(Dataset rows about figures)

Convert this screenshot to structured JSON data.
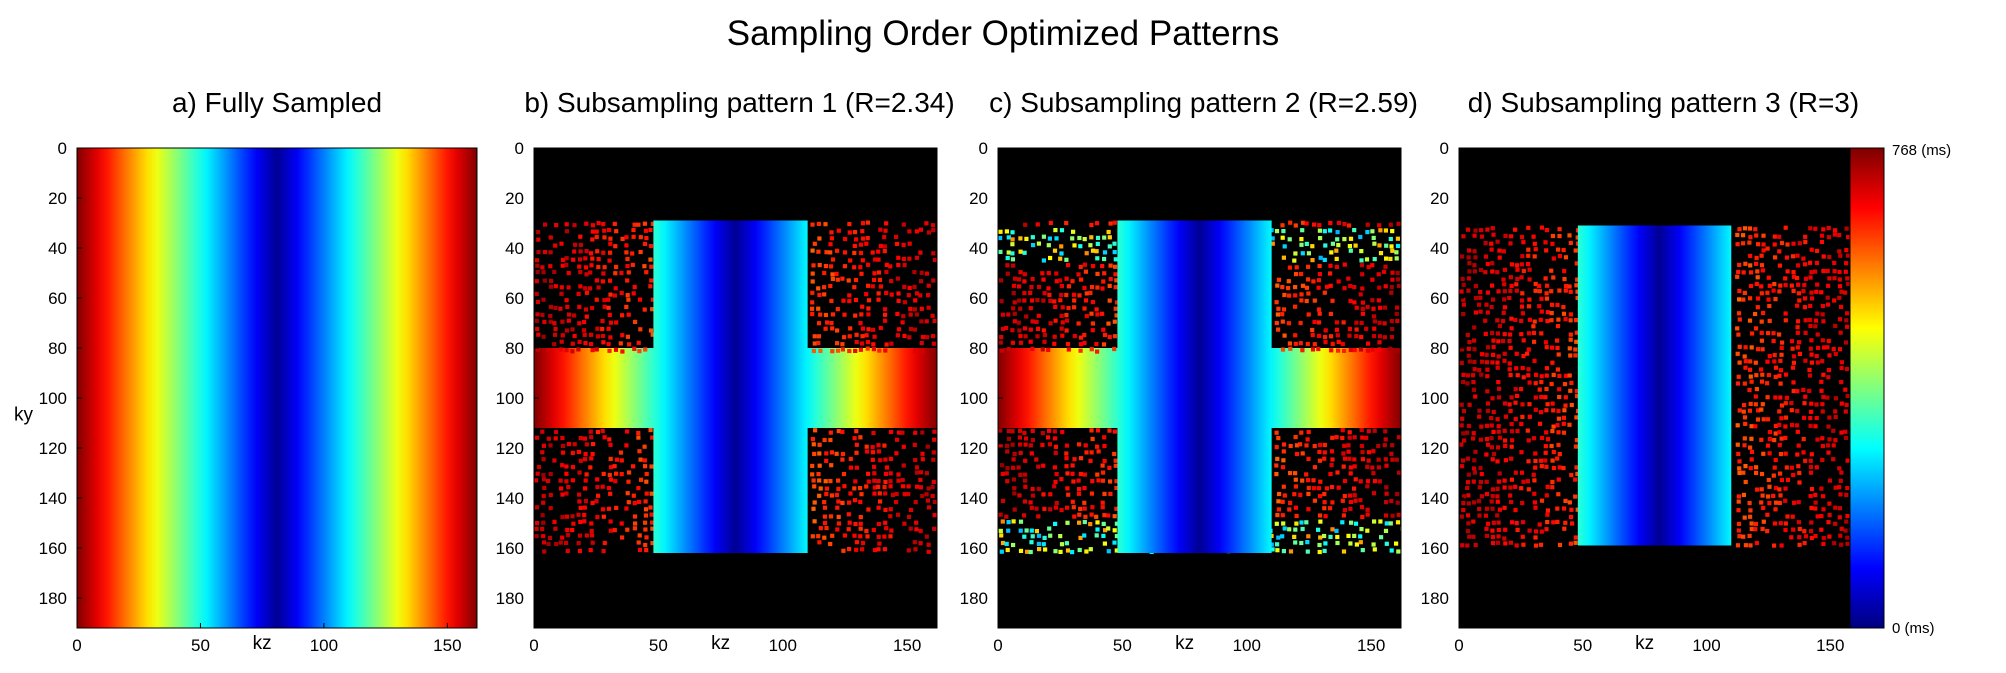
{
  "figure_title": "Sampling Order Optimized Patterns",
  "colors": {
    "background": "#000000",
    "frame": "#000000",
    "jet_stops": [
      "#00007f",
      "#0000ff",
      "#007fff",
      "#00ffff",
      "#7fff7f",
      "#ffff00",
      "#ff7f00",
      "#ff0000",
      "#7f0000"
    ]
  },
  "chart_data": [
    {
      "type": "heatmap",
      "title": "a) Fully Sampled",
      "xlabel": "kz",
      "ylabel": "ky",
      "xlim": [
        0,
        162
      ],
      "ylim": [
        0,
        192
      ],
      "xticks": [
        0,
        50,
        100,
        150
      ],
      "xtick_labels": [
        "0",
        "50",
        "100",
        "150"
      ],
      "yticks": [
        0,
        20,
        40,
        60,
        80,
        100,
        120,
        140,
        160,
        180
      ],
      "ytick_labels": [
        "0",
        "20",
        "40",
        "60",
        "80",
        "100",
        "120",
        "140",
        "160",
        "180"
      ],
      "value": "acquisition time (ms), increases with |kz - 81|, full k-space sampled",
      "sampled_rows": [
        [
          0,
          192
        ]
      ],
      "full_bands": [
        [
          0,
          192
        ]
      ],
      "dense_center_kz": [
        0,
        162
      ],
      "colored_scatter_bands": []
    },
    {
      "type": "heatmap",
      "title": "b)  Subsampling pattern 1 (R=2.34)",
      "xlabel": "kz",
      "ylabel": "",
      "xlim": [
        0,
        162
      ],
      "ylim": [
        0,
        192
      ],
      "xticks": [
        0,
        50,
        100,
        150
      ],
      "xtick_labels": [
        "0",
        "50",
        "100",
        "150"
      ],
      "yticks": [
        0,
        20,
        40,
        60,
        80,
        100,
        120,
        140,
        160,
        180
      ],
      "ytick_labels": [
        "0",
        "20",
        "40",
        "60",
        "80",
        "100",
        "120",
        "140",
        "160",
        "180"
      ],
      "acceleration_R": 2.34,
      "sampled_rows": [
        [
          29,
          162
        ]
      ],
      "full_bands": [
        [
          80,
          112
        ]
      ],
      "dense_center_kz": [
        48,
        110
      ],
      "colored_scatter_bands": []
    },
    {
      "type": "heatmap",
      "title": "c)  Subsampling pattern 2 (R=2.59)",
      "xlabel": "kz",
      "ylabel": "",
      "xlim": [
        0,
        162
      ],
      "ylim": [
        0,
        192
      ],
      "xticks": [
        0,
        50,
        100,
        150
      ],
      "xtick_labels": [
        "0",
        "50",
        "100",
        "150"
      ],
      "yticks": [
        0,
        20,
        40,
        60,
        80,
        100,
        120,
        140,
        160,
        180
      ],
      "ytick_labels": [
        "0",
        "20",
        "40",
        "60",
        "80",
        "100",
        "120",
        "140",
        "160",
        "180"
      ],
      "acceleration_R": 2.59,
      "sampled_rows": [
        [
          29,
          162
        ]
      ],
      "full_bands": [
        [
          80,
          112
        ]
      ],
      "dense_center_kz": [
        48,
        110
      ],
      "colored_scatter_bands": [
        [
          30,
          45
        ],
        [
          146,
          161
        ]
      ]
    },
    {
      "type": "heatmap",
      "title": "d)  Subsampling pattern 3 (R=3)",
      "xlabel": "kz",
      "ylabel": "",
      "xlim": [
        0,
        162
      ],
      "ylim": [
        0,
        192
      ],
      "xticks": [
        0,
        50,
        100,
        150
      ],
      "xtick_labels": [
        "0",
        "50",
        "100",
        "150"
      ],
      "yticks": [
        0,
        20,
        40,
        60,
        80,
        100,
        120,
        140,
        160,
        180
      ],
      "ytick_labels": [
        "0",
        "20",
        "40",
        "60",
        "80",
        "100",
        "120",
        "140",
        "160",
        "180"
      ],
      "acceleration_R": 3,
      "sampled_rows": [
        [
          31,
          159
        ]
      ],
      "full_bands": [],
      "dense_center_kz": [
        48,
        110
      ],
      "colored_scatter_bands": []
    }
  ],
  "colorbar": {
    "min": 0,
    "max": 768,
    "min_label": "0 (ms)",
    "max_label": "768 (ms)",
    "colormap": "jet"
  }
}
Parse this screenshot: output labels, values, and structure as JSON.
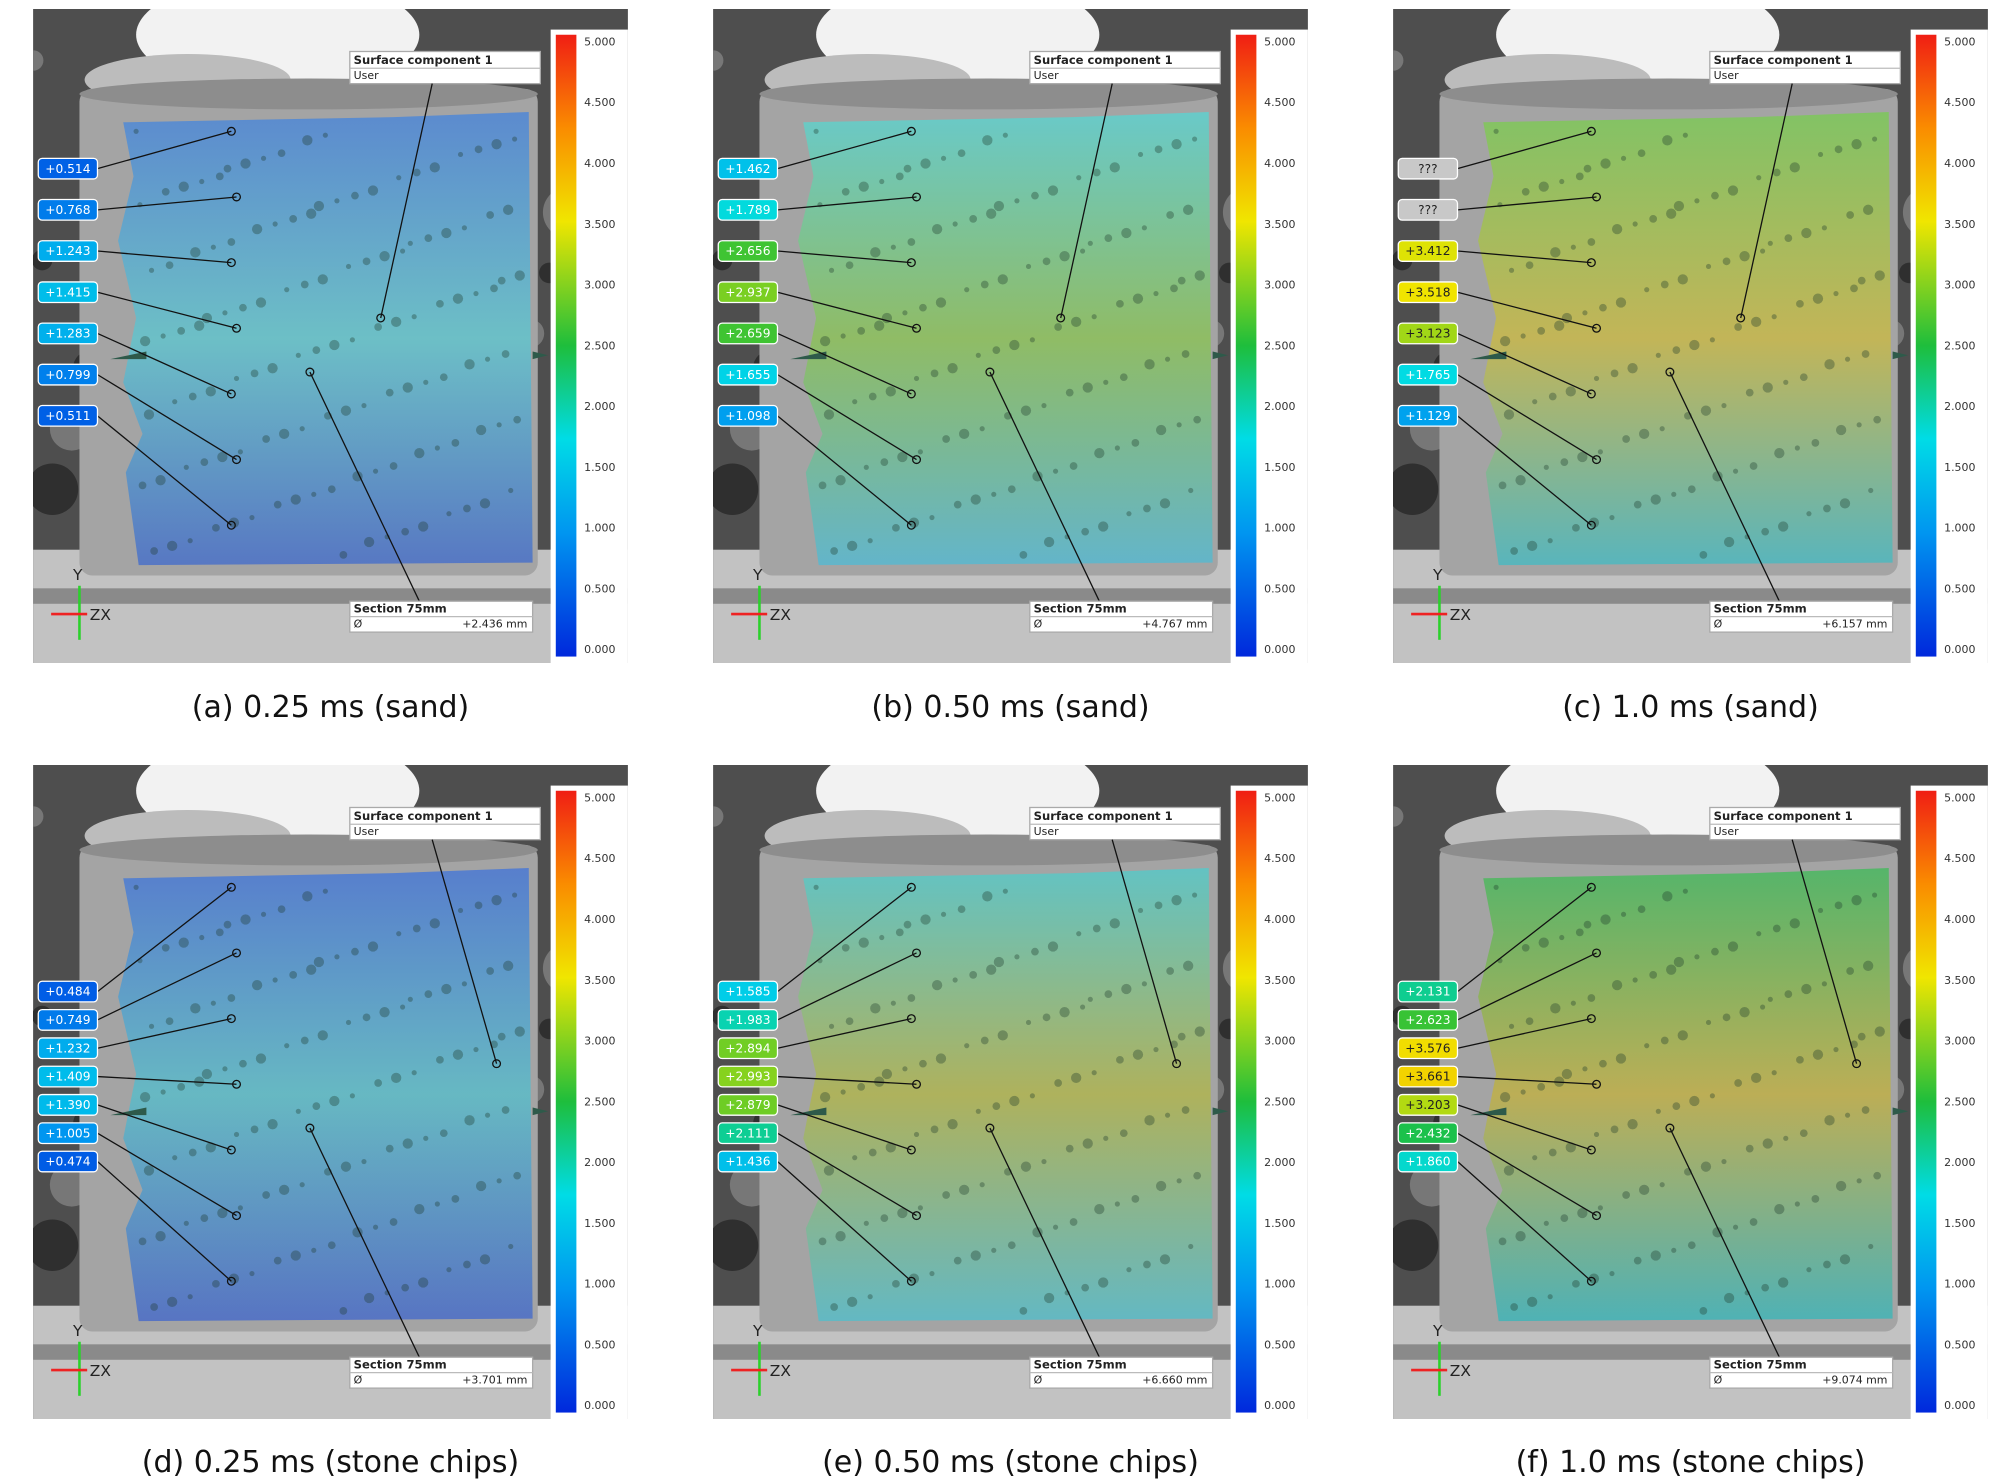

**What the task requires:** Copy the material exactly. Do not include the pictures.

**Answer to this exercise:**
Convert this screenshot to structured JSON data.
{
  "figure_title": "Sampling Order Optimized Patterns",
  "colors": {
    "background": "#000000",
    "frame": "#000000",
    "jet_stops": [
      "#00007f",
      "#0000ff",
      "#007fff",
      "#00ffff",
      "#7fff7f",
      "#ffff00",
      "#ff7f00",
      "#ff0000",
      "#7f0000"
    ]
  },
  "chart_data": [
    {
      "type": "heatmap",
      "title": "a) Fully Sampled",
      "xlabel": "kz",
      "ylabel": "ky",
      "xlim": [
        0,
        162
      ],
      "ylim": [
        0,
        192
      ],
      "xticks": [
        0,
        50,
        100,
        150
      ],
      "xtick_labels": [
        "0",
        "50",
        "100",
        "150"
      ],
      "yticks": [
        0,
        20,
        40,
        60,
        80,
        100,
        120,
        140,
        160,
        180
      ],
      "ytick_labels": [
        "0",
        "20",
        "40",
        "60",
        "80",
        "100",
        "120",
        "140",
        "160",
        "180"
      ],
      "value": "acquisition time (ms), increases with |kz - 81|, full k-space sampled",
      "sampled_rows": [
        [
          0,
          192
        ]
      ],
      "full_bands": [
        [
          0,
          192
        ]
      ],
      "dense_center_kz": [
        0,
        162
      ],
      "colored_scatter_bands": []
    },
    {
      "type": "heatmap",
      "title": "b)  Subsampling pattern 1 (R=2.34)",
      "xlabel": "kz",
      "ylabel": "",
      "xlim": [
        0,
        162
      ],
      "ylim": [
        0,
        192
      ],
      "xticks": [
        0,
        50,
        100,
        150
      ],
      "xtick_labels": [
        "0",
        "50",
        "100",
        "150"
      ],
      "yticks": [
        0,
        20,
        40,
        60,
        80,
        100,
        120,
        140,
        160,
        180
      ],
      "ytick_labels": [
        "0",
        "20",
        "40",
        "60",
        "80",
        "100",
        "120",
        "140",
        "160",
        "180"
      ],
      "acceleration_R": 2.34,
      "sampled_rows": [
        [
          29,
          162
        ]
      ],
      "full_bands": [
        [
          80,
          112
        ]
      ],
      "dense_center_kz": [
        48,
        110
      ],
      "colored_scatter_bands": []
    },
    {
      "type": "heatmap",
      "title": "c)  Subsampling pattern 2 (R=2.59)",
      "xlabel": "kz",
      "ylabel": "",
      "xlim": [
        0,
        162
      ],
      "ylim": [
        0,
        192
      ],
      "xticks": [
        0,
        50,
        100,
        150
      ],
      "xtick_labels": [
        "0",
        "50",
        "100",
        "150"
      ],
      "yticks": [
        0,
        20,
        40,
        60,
        80,
        100,
        120,
        140,
        160,
        180
      ],
      "ytick_labels": [
        "0",
        "20",
        "40",
        "60",
        "80",
        "100",
        "120",
        "140",
        "160",
        "180"
      ],
      "acceleration_R": 2.59,
      "sampled_rows": [
        [
          29,
          162
        ]
      ],
      "full_bands": [
        [
          80,
          112
        ]
      ],
      "dense_center_kz": [
        48,
        110
      ],
      "colored_scatter_bands": [
        [
          30,
          45
        ],
        [
          146,
          161
        ]
      ]
    },
    {
      "type": "heatmap",
      "title": "d)  Subsampling pattern 3 (R=3)",
      "xlabel": "kz",
      "ylabel": "",
      "xlim": [
        0,
        162
      ],
      "ylim": [
        0,
        192
      ],
      "xticks": [
        0,
        50,
        100,
        150
      ],
      "xtick_labels": [
        "0",
        "50",
        "100",
        "150"
      ],
      "yticks": [
        0,
        20,
        40,
        60,
        80,
        100,
        120,
        140,
        160,
        180
      ],
      "ytick_labels": [
        "0",
        "20",
        "40",
        "60",
        "80",
        "100",
        "120",
        "140",
        "160",
        "180"
      ],
      "acceleration_R": 3,
      "sampled_rows": [
        [
          31,
          159
        ]
      ],
      "full_bands": [],
      "dense_center_kz": [
        48,
        110
      ],
      "colored_scatter_bands": []
    }
  ],
  "colorbar": {
    "min": 0,
    "max": 768,
    "min_label": "0 (ms)",
    "max_label": "768 (ms)",
    "colormap": "jet"
  }
}
Parse this screenshot: output labels, values, and structure as JSON.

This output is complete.